What you are asked to do:
Gather every line below where "JSON" appears.

[Start]

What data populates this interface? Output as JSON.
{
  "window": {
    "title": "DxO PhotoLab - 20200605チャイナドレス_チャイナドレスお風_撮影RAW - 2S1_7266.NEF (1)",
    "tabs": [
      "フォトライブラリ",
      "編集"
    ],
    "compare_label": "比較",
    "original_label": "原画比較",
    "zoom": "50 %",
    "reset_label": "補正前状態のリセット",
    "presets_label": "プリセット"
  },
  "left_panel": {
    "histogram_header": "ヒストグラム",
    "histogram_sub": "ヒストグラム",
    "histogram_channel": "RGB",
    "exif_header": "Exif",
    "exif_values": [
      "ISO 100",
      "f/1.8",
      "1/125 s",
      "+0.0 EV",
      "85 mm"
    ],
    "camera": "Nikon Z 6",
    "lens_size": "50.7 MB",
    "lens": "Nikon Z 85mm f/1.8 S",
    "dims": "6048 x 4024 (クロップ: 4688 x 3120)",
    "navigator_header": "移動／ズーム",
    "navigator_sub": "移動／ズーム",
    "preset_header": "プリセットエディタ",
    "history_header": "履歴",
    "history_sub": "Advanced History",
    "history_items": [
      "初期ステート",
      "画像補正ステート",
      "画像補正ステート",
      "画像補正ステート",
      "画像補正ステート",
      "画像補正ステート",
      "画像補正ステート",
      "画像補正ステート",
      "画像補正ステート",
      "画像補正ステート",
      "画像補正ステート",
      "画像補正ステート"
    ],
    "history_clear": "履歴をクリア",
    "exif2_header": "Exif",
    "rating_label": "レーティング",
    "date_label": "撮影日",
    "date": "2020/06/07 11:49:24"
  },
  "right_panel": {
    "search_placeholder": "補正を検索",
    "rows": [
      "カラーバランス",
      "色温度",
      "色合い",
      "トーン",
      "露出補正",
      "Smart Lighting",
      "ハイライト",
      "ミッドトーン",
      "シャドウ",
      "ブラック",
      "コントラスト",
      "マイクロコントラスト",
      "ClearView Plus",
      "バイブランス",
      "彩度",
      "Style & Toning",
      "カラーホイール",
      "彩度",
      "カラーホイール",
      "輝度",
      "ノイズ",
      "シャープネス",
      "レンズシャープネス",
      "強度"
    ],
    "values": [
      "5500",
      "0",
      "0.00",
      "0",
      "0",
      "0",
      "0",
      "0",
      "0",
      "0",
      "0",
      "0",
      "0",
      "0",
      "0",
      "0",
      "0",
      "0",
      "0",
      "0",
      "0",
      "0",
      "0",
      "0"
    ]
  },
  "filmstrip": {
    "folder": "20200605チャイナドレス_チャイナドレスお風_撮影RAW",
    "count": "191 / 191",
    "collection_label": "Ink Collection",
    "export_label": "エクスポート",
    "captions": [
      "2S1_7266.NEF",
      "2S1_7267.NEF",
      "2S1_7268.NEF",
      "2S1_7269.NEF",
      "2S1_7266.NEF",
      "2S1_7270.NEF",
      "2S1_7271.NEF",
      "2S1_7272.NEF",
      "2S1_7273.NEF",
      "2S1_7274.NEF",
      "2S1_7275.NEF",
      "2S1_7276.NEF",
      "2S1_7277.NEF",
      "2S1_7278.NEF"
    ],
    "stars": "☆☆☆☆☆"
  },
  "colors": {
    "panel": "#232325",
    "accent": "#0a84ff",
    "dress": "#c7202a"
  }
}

[End]
[Start]

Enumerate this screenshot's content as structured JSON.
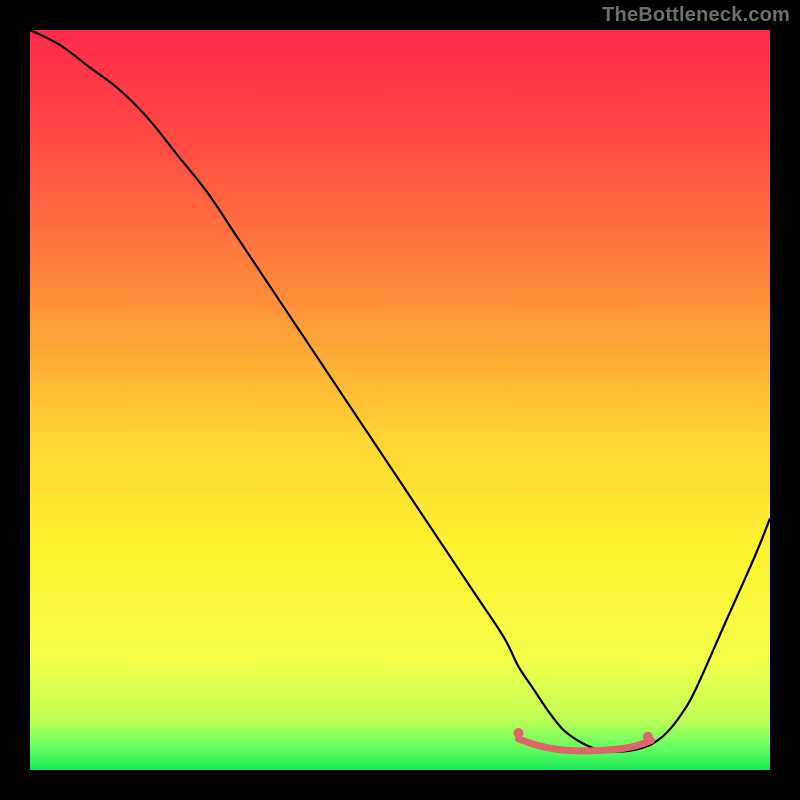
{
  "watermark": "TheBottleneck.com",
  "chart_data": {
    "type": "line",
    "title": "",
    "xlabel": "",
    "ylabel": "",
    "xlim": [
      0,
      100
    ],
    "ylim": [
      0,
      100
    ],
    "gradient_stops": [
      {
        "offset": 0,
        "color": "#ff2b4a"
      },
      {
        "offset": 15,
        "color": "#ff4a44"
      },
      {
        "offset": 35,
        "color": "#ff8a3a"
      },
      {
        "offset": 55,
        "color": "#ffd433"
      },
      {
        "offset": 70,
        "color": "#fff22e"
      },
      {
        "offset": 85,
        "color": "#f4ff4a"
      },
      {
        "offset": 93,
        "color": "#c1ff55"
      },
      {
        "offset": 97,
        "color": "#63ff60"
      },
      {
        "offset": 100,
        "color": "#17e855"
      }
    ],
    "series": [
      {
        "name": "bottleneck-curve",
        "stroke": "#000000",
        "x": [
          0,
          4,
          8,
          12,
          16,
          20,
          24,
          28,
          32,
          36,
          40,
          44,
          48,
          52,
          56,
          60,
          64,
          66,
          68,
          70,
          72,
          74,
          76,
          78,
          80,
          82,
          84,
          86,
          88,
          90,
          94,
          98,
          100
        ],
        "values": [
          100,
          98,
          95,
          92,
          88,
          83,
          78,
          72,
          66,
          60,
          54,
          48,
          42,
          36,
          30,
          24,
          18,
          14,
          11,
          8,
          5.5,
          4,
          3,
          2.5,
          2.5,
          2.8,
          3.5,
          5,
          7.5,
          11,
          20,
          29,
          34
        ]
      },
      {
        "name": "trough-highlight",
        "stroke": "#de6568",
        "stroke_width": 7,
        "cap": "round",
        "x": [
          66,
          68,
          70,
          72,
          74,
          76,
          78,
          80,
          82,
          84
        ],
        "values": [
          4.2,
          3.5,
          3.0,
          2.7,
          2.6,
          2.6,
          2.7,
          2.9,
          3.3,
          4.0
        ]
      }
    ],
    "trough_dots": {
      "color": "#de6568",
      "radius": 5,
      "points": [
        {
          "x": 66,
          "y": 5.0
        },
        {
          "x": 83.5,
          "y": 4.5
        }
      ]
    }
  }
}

[End]
[Start]

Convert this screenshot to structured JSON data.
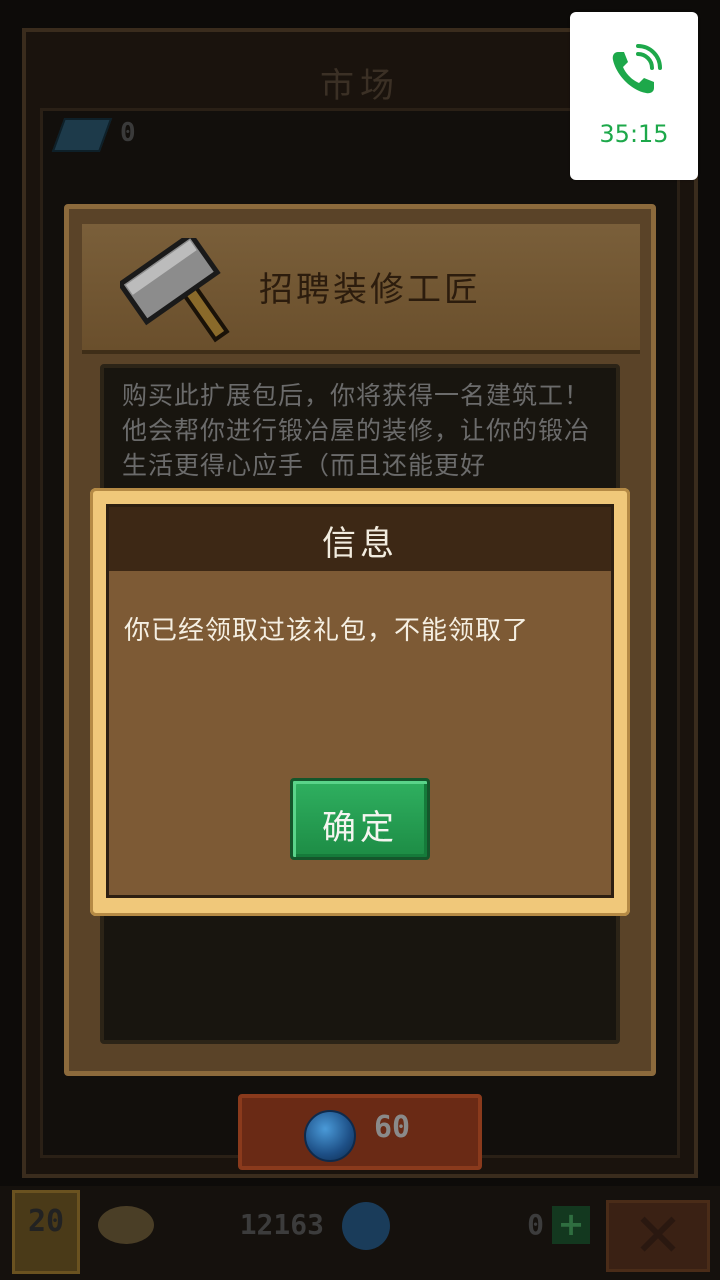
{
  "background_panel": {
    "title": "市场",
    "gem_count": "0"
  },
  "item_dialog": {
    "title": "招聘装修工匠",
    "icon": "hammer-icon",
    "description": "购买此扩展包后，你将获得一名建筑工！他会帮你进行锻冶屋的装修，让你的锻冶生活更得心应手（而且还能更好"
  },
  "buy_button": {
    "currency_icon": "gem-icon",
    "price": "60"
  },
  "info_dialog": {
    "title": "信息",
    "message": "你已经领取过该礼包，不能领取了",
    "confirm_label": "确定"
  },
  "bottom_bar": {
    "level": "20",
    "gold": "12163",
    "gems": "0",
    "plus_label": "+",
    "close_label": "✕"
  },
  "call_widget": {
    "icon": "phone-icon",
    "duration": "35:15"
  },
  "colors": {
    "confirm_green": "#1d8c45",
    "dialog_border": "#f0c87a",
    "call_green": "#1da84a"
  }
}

[End]

Complete answer:
What data populates this interface? Output as JSON.
Enumerate this screenshot's content as structured JSON.
Convert this screenshot to structured JSON data.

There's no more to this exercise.